Take every line from the material that has the word "Luxembourgers" in it.

══ Record excerpts

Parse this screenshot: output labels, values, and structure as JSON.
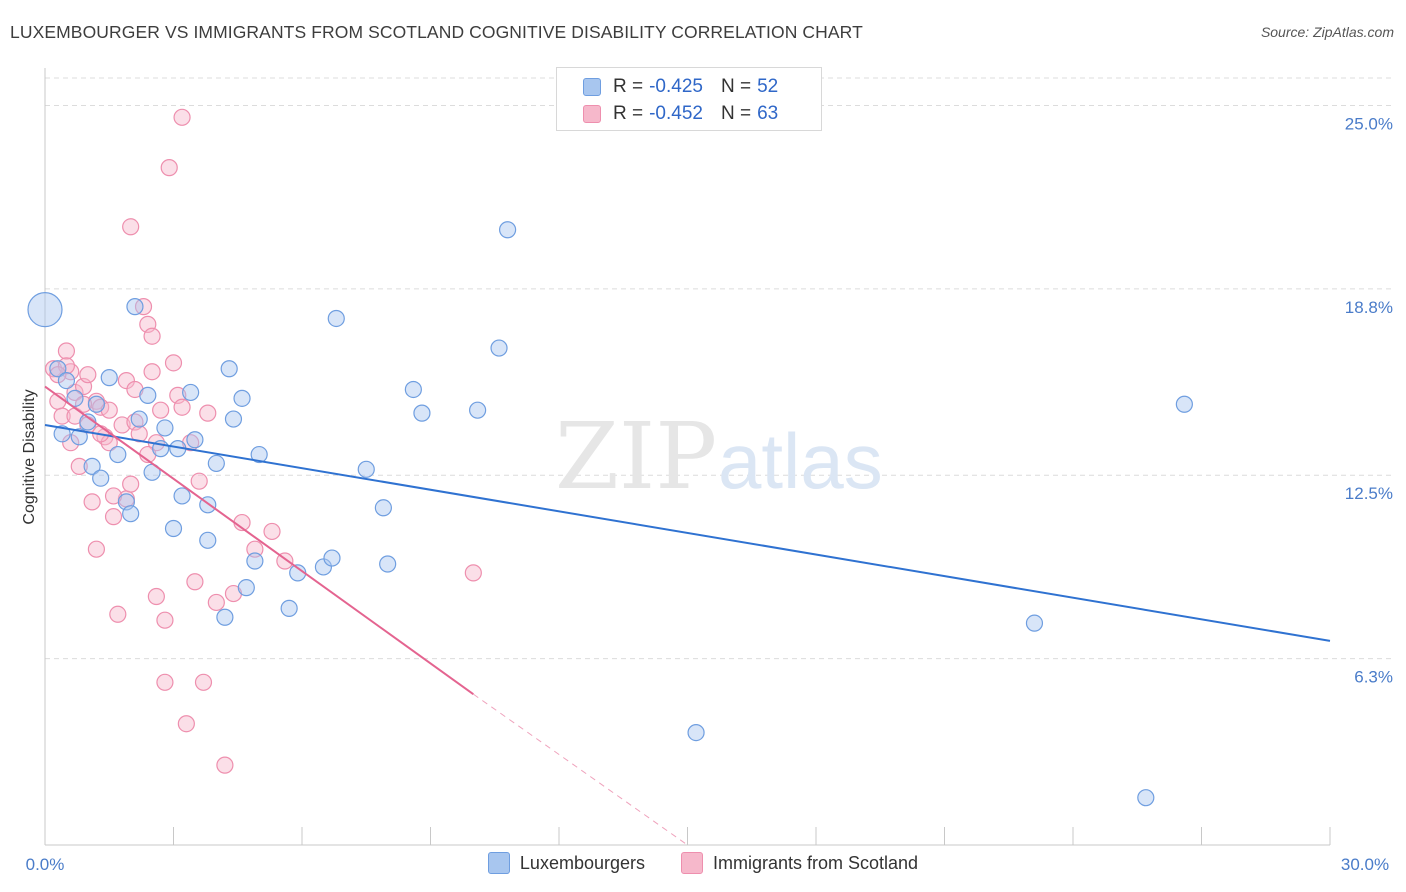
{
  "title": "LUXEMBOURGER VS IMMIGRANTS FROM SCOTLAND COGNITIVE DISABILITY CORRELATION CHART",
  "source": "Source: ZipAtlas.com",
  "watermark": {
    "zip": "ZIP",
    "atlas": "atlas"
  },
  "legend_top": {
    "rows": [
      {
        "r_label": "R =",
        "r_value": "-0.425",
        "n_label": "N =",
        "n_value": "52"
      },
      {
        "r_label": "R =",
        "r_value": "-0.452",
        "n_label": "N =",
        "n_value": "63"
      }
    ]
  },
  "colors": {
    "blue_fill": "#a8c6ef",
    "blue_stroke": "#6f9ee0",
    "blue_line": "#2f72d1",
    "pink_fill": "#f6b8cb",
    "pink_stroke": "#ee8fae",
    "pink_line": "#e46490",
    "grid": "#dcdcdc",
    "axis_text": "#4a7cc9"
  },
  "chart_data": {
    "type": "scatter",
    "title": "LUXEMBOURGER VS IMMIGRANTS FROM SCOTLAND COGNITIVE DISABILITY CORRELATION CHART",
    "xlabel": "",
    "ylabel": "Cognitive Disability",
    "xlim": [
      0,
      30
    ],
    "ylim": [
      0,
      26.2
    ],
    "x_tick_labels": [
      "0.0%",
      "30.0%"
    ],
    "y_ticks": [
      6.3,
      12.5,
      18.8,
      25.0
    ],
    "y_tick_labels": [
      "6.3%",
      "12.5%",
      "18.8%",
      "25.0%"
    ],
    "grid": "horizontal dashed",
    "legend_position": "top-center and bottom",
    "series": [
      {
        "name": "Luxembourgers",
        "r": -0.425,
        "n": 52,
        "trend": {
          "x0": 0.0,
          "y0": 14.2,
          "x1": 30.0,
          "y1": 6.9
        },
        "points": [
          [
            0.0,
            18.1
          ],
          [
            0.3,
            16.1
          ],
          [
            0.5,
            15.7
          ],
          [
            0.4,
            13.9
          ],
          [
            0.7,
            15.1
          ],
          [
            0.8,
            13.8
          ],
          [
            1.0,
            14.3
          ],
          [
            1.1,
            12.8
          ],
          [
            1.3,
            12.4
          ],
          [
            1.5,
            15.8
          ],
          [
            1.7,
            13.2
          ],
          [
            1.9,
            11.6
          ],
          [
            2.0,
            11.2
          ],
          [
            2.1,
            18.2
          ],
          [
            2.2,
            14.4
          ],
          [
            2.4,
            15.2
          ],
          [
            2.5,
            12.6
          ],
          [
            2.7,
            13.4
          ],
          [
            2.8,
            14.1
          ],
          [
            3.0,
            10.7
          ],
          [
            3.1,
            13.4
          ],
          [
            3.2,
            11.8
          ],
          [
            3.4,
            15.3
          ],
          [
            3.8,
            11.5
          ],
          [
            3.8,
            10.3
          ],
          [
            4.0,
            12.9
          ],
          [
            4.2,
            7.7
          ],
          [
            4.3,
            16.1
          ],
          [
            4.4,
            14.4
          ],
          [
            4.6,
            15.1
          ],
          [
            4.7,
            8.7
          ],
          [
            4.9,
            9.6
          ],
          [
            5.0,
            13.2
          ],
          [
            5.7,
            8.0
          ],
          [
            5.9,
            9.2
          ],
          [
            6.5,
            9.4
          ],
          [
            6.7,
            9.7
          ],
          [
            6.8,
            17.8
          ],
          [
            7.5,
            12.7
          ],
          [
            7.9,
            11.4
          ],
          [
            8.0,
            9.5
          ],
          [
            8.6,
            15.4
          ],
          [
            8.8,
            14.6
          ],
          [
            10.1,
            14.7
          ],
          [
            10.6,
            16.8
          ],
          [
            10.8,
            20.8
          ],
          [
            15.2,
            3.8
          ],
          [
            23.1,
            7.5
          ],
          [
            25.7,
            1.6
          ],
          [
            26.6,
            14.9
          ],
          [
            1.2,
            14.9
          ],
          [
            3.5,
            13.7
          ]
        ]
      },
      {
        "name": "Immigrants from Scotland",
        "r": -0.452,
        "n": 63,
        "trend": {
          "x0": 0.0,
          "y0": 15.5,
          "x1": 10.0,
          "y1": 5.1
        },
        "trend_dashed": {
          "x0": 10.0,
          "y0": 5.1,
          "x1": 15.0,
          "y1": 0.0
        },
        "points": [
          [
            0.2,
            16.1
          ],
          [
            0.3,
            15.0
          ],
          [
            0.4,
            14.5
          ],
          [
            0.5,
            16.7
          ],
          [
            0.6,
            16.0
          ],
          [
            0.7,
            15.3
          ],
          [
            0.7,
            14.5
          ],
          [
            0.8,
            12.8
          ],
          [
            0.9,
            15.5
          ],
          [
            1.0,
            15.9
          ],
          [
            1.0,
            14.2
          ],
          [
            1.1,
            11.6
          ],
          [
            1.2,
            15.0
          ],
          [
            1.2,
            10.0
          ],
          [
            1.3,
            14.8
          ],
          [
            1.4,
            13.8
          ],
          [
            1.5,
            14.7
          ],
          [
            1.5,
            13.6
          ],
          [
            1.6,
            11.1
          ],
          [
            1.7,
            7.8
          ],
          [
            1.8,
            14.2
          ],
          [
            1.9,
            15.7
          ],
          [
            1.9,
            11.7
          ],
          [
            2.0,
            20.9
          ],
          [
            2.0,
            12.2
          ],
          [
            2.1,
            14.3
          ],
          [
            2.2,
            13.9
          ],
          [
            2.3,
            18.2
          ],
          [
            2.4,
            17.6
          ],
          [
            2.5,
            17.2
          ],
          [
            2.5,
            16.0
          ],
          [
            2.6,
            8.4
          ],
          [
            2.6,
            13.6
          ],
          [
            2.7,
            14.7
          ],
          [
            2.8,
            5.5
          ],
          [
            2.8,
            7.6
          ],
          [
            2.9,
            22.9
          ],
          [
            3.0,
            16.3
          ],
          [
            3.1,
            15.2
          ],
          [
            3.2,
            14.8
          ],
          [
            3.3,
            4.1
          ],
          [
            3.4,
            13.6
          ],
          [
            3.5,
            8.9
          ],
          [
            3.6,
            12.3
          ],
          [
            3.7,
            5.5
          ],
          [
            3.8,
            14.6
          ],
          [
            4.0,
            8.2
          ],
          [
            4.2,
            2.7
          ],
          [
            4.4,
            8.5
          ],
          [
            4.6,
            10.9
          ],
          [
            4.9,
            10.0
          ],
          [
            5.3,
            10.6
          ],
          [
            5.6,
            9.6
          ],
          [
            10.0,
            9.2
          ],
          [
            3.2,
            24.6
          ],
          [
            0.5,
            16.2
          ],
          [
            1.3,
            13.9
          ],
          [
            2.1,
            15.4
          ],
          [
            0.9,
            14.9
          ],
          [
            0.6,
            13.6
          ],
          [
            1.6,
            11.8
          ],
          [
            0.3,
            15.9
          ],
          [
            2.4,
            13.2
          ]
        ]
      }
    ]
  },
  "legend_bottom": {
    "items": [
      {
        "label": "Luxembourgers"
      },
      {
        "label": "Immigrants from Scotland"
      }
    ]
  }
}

════

Output of the task:
        "name": "Luxembourgers",
        "label": "Luxembourgers"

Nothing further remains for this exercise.